Stored items from a collection
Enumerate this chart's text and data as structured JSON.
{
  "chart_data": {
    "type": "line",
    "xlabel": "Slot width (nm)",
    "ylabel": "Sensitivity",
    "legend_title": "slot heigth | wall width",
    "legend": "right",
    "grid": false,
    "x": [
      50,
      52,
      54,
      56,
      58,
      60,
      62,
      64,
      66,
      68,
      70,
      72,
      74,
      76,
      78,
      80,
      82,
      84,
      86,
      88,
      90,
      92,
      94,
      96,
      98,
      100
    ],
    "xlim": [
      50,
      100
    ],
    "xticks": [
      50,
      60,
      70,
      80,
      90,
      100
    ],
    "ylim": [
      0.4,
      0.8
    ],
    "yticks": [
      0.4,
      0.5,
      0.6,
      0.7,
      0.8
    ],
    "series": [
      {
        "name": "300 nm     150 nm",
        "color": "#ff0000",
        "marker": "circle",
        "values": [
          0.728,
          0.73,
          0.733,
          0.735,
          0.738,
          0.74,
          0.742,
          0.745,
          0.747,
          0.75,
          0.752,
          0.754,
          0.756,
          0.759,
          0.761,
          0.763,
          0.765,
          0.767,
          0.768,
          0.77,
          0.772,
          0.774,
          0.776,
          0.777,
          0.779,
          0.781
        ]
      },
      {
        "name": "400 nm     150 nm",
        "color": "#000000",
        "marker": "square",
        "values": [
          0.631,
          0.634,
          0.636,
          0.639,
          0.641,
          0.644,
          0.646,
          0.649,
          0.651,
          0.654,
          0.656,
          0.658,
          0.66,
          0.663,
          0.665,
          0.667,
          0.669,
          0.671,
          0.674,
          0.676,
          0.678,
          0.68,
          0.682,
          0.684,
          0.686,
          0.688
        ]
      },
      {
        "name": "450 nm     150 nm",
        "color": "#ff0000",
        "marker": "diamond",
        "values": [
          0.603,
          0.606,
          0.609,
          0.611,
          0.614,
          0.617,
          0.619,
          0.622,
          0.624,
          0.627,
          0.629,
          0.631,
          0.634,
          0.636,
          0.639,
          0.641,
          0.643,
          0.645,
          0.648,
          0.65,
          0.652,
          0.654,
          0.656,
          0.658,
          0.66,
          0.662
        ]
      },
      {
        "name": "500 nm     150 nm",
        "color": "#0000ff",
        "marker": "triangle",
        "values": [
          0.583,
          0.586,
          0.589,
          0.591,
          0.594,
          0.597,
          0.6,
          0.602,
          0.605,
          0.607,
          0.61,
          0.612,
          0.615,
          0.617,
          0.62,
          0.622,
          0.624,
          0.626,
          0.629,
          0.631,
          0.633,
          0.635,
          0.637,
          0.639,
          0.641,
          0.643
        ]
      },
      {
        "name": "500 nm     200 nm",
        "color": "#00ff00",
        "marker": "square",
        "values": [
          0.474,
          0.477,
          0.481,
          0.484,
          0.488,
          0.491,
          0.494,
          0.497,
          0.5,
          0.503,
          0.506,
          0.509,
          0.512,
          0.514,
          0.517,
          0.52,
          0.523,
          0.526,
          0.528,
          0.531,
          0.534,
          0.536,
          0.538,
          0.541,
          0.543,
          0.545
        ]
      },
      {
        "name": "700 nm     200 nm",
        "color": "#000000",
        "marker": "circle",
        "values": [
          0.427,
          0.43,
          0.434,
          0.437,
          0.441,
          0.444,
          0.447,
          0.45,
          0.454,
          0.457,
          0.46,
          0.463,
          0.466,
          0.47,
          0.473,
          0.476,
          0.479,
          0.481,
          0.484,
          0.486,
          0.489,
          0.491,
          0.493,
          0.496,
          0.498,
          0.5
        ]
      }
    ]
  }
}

TO DO
Repeat all the entries exactly as given.

FULL OUTPUT
Enumerate this chart's text and data as structured JSON.
{
  "chart_data": {
    "type": "line",
    "xlabel": "Slot width (nm)",
    "ylabel": "Sensitivity",
    "legend_title": "slot heigth | wall width",
    "legend": "right",
    "grid": false,
    "x": [
      50,
      52,
      54,
      56,
      58,
      60,
      62,
      64,
      66,
      68,
      70,
      72,
      74,
      76,
      78,
      80,
      82,
      84,
      86,
      88,
      90,
      92,
      94,
      96,
      98,
      100
    ],
    "xlim": [
      50,
      100
    ],
    "xticks": [
      50,
      60,
      70,
      80,
      90,
      100
    ],
    "ylim": [
      0.4,
      0.8
    ],
    "yticks": [
      0.4,
      0.5,
      0.6,
      0.7,
      0.8
    ],
    "series": [
      {
        "name": "300 nm     150 nm",
        "color": "#ff0000",
        "marker": "circle",
        "values": [
          0.728,
          0.73,
          0.733,
          0.735,
          0.738,
          0.74,
          0.742,
          0.745,
          0.747,
          0.75,
          0.752,
          0.754,
          0.756,
          0.759,
          0.761,
          0.763,
          0.765,
          0.767,
          0.768,
          0.77,
          0.772,
          0.774,
          0.776,
          0.777,
          0.779,
          0.781
        ]
      },
      {
        "name": "400 nm     150 nm",
        "color": "#000000",
        "marker": "square",
        "values": [
          0.631,
          0.634,
          0.636,
          0.639,
          0.641,
          0.644,
          0.646,
          0.649,
          0.651,
          0.654,
          0.656,
          0.658,
          0.66,
          0.663,
          0.665,
          0.667,
          0.669,
          0.671,
          0.674,
          0.676,
          0.678,
          0.68,
          0.682,
          0.684,
          0.686,
          0.688
        ]
      },
      {
        "name": "450 nm     150 nm",
        "color": "#ff0000",
        "marker": "diamond",
        "values": [
          0.603,
          0.606,
          0.609,
          0.611,
          0.614,
          0.617,
          0.619,
          0.622,
          0.624,
          0.627,
          0.629,
          0.631,
          0.634,
          0.636,
          0.639,
          0.641,
          0.643,
          0.645,
          0.648,
          0.65,
          0.652,
          0.654,
          0.656,
          0.658,
          0.66,
          0.662
        ]
      },
      {
        "name": "500 nm     150 nm",
        "color": "#0000ff",
        "marker": "triangle",
        "values": [
          0.583,
          0.586,
          0.589,
          0.591,
          0.594,
          0.597,
          0.6,
          0.602,
          0.605,
          0.607,
          0.61,
          0.612,
          0.615,
          0.617,
          0.62,
          0.622,
          0.624,
          0.626,
          0.629,
          0.631,
          0.633,
          0.635,
          0.637,
          0.639,
          0.641,
          0.643
        ]
      },
      {
        "name": "500 nm     200 nm",
        "color": "#00ff00",
        "marker": "square",
        "values": [
          0.474,
          0.477,
          0.481,
          0.484,
          0.488,
          0.491,
          0.494,
          0.497,
          0.5,
          0.503,
          0.506,
          0.509,
          0.512,
          0.514,
          0.517,
          0.52,
          0.523,
          0.526,
          0.528,
          0.531,
          0.534,
          0.536,
          0.538,
          0.541,
          0.543,
          0.545
        ]
      },
      {
        "name": "700 nm     200 nm",
        "color": "#000000",
        "marker": "circle",
        "values": [
          0.427,
          0.43,
          0.434,
          0.437,
          0.441,
          0.444,
          0.447,
          0.45,
          0.454,
          0.457,
          0.46,
          0.463,
          0.466,
          0.47,
          0.473,
          0.476,
          0.479,
          0.481,
          0.484,
          0.486,
          0.489,
          0.491,
          0.493,
          0.496,
          0.498,
          0.5
        ]
      }
    ]
  }
}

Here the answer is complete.